[Stored data]

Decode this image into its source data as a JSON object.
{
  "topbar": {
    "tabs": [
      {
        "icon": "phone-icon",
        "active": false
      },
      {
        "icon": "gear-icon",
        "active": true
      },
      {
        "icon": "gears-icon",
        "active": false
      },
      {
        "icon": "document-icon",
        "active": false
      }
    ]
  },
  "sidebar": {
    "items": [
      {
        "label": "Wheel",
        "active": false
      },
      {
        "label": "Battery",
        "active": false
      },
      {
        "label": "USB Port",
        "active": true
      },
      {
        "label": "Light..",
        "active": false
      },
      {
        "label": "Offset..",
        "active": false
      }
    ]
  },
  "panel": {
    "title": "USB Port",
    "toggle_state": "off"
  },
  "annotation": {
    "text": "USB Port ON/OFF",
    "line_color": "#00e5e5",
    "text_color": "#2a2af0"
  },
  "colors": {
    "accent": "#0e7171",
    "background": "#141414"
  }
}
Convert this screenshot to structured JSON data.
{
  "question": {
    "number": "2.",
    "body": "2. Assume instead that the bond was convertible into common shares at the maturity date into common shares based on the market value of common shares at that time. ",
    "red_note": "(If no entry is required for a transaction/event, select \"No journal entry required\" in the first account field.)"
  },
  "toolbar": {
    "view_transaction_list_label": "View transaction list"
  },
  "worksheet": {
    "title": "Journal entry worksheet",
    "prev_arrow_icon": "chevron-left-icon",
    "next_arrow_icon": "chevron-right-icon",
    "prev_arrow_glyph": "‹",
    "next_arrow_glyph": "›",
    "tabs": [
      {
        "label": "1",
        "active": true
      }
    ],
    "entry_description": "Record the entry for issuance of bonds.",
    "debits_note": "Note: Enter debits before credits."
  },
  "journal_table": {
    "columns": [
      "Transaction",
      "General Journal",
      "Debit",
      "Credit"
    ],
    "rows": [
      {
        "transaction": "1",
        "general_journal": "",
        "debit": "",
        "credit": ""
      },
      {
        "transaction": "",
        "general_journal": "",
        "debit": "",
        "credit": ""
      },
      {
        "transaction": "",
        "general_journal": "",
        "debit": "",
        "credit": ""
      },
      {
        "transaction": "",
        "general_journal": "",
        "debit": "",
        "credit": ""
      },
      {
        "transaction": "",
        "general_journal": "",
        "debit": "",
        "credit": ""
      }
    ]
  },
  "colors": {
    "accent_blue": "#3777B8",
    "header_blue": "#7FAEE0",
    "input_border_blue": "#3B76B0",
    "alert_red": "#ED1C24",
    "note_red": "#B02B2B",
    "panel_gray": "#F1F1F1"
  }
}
---
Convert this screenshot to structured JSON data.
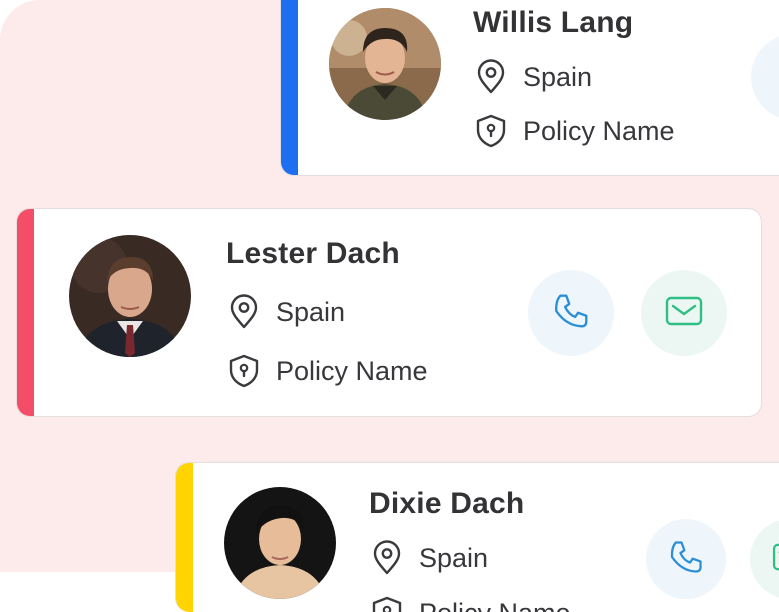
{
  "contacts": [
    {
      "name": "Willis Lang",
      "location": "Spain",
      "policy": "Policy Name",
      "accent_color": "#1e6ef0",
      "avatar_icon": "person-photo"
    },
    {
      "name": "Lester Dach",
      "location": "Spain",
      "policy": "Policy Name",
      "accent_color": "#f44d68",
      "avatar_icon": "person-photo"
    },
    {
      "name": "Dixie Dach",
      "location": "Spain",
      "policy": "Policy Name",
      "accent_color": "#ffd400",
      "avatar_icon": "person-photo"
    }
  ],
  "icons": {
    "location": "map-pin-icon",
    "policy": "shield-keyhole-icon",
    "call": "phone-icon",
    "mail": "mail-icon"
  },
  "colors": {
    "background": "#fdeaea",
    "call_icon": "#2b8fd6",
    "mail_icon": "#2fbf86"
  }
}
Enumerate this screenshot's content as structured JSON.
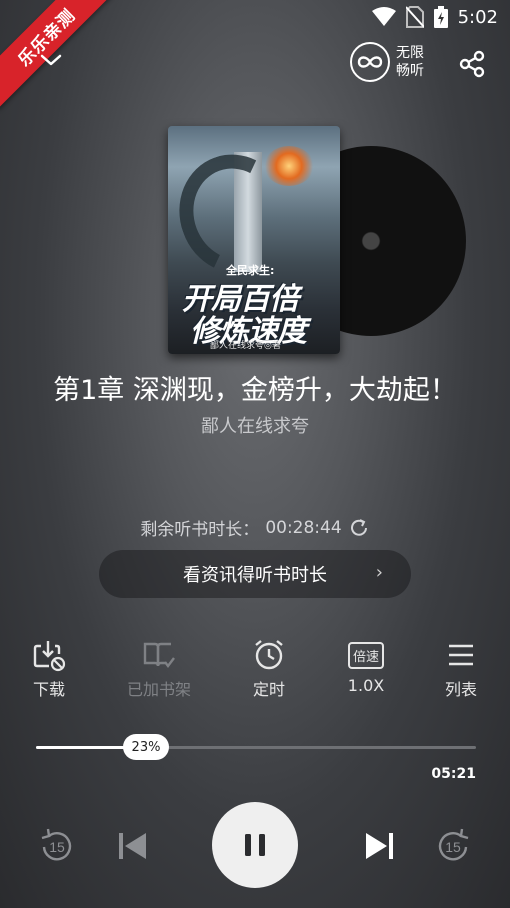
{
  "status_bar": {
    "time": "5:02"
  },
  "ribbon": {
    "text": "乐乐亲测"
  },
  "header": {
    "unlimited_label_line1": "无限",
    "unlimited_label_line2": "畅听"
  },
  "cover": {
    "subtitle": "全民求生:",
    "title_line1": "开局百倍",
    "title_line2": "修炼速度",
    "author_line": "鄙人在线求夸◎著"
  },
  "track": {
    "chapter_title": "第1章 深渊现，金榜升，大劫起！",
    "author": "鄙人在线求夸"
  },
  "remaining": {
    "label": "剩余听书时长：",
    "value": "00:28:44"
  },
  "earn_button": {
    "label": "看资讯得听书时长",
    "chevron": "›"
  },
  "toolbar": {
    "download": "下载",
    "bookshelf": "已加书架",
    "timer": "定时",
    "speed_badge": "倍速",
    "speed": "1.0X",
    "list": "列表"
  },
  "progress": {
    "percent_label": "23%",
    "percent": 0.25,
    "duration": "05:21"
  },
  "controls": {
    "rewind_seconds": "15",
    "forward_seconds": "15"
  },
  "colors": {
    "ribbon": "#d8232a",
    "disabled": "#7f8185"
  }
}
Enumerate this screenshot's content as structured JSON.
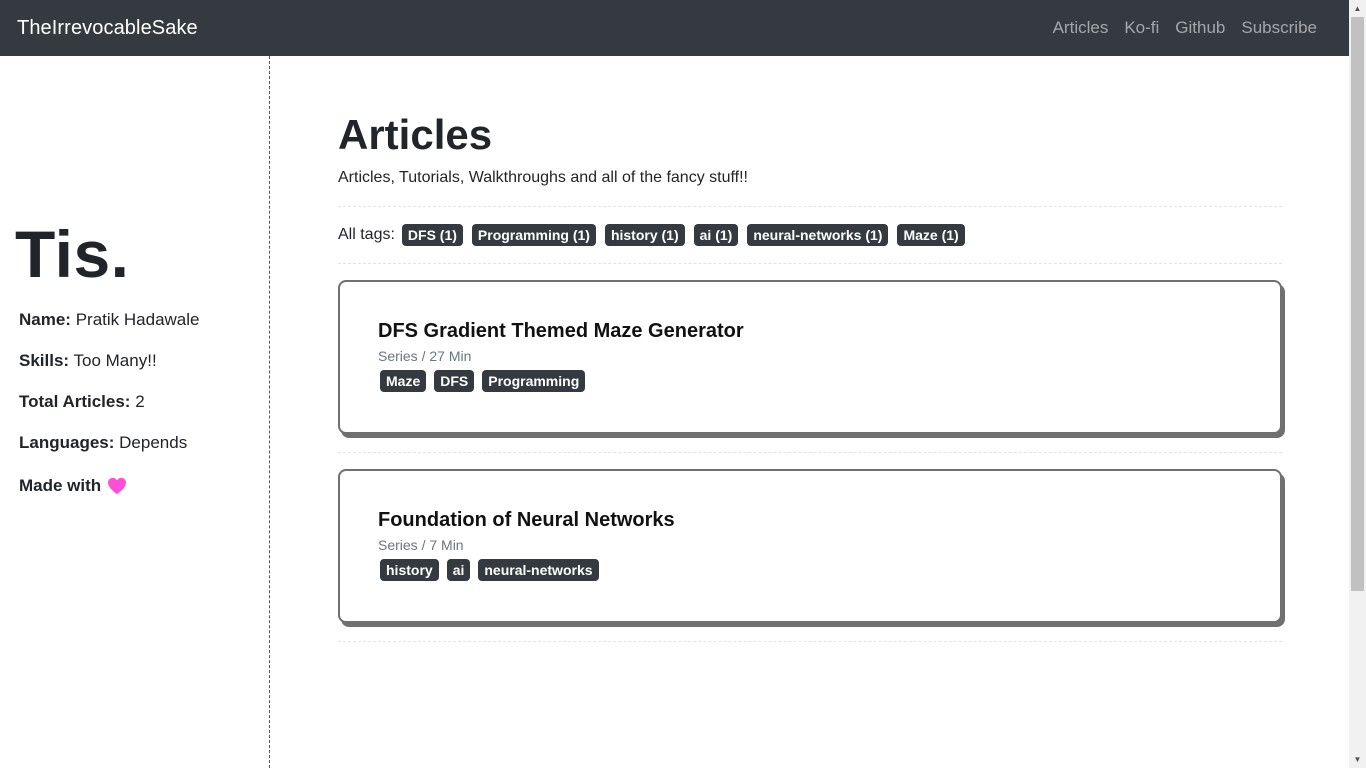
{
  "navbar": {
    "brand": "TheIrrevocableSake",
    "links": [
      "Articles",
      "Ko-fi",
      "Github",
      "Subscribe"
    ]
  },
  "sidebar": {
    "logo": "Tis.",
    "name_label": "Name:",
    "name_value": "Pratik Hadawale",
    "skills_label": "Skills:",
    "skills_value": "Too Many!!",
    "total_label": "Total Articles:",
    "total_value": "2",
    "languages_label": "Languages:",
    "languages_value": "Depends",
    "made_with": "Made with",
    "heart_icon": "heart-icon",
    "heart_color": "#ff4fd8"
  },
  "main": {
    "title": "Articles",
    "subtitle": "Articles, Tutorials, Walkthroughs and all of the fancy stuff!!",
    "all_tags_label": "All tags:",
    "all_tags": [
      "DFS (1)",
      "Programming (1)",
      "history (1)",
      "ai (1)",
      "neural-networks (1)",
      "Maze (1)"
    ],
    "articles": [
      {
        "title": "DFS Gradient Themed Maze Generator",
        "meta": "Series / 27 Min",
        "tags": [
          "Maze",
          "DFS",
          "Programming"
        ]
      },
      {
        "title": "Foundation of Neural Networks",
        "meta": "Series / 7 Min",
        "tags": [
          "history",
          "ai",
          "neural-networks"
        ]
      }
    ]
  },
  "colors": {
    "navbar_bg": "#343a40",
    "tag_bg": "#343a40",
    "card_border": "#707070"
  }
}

#### [WORK TO BE COMPLETED]
Give the number of lines in the entries that hold the word "background", and nothing else.

#### [SOLUTION TO THIS EXERCISE]
2